Reproduce the records starting at the line that contains "Give me the" and running to the last line, exactly and in full.

Record excerpts —
BEGIN

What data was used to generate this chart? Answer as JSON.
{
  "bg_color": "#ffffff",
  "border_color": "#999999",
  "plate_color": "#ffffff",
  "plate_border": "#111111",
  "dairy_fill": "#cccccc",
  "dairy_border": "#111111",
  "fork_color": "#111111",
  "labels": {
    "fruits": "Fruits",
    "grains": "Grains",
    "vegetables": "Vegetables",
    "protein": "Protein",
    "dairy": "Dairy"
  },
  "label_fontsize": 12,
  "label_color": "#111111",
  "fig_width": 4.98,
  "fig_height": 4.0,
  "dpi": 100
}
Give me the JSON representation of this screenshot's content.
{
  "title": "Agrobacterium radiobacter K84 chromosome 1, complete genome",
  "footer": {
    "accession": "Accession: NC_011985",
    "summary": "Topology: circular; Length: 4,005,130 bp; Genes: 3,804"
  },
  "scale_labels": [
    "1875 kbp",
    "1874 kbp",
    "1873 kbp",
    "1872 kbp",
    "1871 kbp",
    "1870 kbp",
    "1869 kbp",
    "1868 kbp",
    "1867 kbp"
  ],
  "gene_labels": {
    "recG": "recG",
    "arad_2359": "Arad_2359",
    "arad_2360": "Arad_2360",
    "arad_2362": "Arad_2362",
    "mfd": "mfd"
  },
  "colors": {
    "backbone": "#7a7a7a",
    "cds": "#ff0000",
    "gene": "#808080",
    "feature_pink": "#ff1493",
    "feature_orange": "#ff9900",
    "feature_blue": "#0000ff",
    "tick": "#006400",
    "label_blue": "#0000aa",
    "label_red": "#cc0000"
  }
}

END

Your response —
Give me the JSON representation of this screenshot's content.
{
  "title": "Agrobacterium radiobacter K84 chromosome 1, complete genome",
  "footer": {
    "accession": "Accession: NC_011985",
    "summary": "Topology: circular; Length: 4,005,130 bp; Genes: 3,804"
  },
  "scale_labels": [
    "1875 kbp",
    "1874 kbp",
    "1873 kbp",
    "1872 kbp",
    "1871 kbp",
    "1870 kbp",
    "1869 kbp",
    "1868 kbp",
    "1867 kbp"
  ],
  "gene_labels": {
    "recG": "recG",
    "arad_2359": "Arad_2359",
    "arad_2360": "Arad_2360",
    "arad_2362": "Arad_2362",
    "mfd": "mfd"
  },
  "colors": {
    "backbone": "#7a7a7a",
    "cds": "#ff0000",
    "gene": "#808080",
    "feature_pink": "#ff1493",
    "feature_orange": "#ff9900",
    "feature_blue": "#0000ff",
    "tick": "#006400",
    "label_blue": "#0000aa",
    "label_red": "#cc0000"
  }
}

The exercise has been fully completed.